Exercise goal:
Narrow the data below down to the lines containing "name".
»»
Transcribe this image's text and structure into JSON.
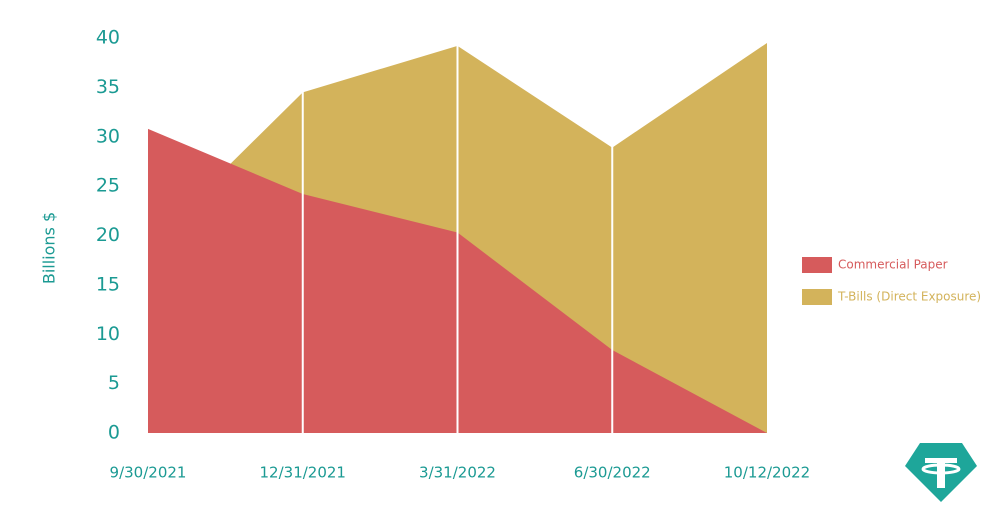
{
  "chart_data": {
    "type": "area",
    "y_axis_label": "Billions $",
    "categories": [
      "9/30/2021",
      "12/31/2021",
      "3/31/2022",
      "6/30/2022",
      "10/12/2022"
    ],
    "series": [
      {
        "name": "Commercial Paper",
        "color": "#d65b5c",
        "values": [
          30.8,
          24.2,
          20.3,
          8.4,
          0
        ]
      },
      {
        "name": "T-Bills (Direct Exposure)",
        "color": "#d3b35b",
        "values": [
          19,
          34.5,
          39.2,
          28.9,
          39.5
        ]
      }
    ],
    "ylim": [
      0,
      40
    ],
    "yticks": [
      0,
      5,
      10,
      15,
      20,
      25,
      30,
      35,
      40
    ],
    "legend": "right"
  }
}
««
In response:
        "name": "Commercial Paper",
        "name": "T-Bills (Direct Exposure)",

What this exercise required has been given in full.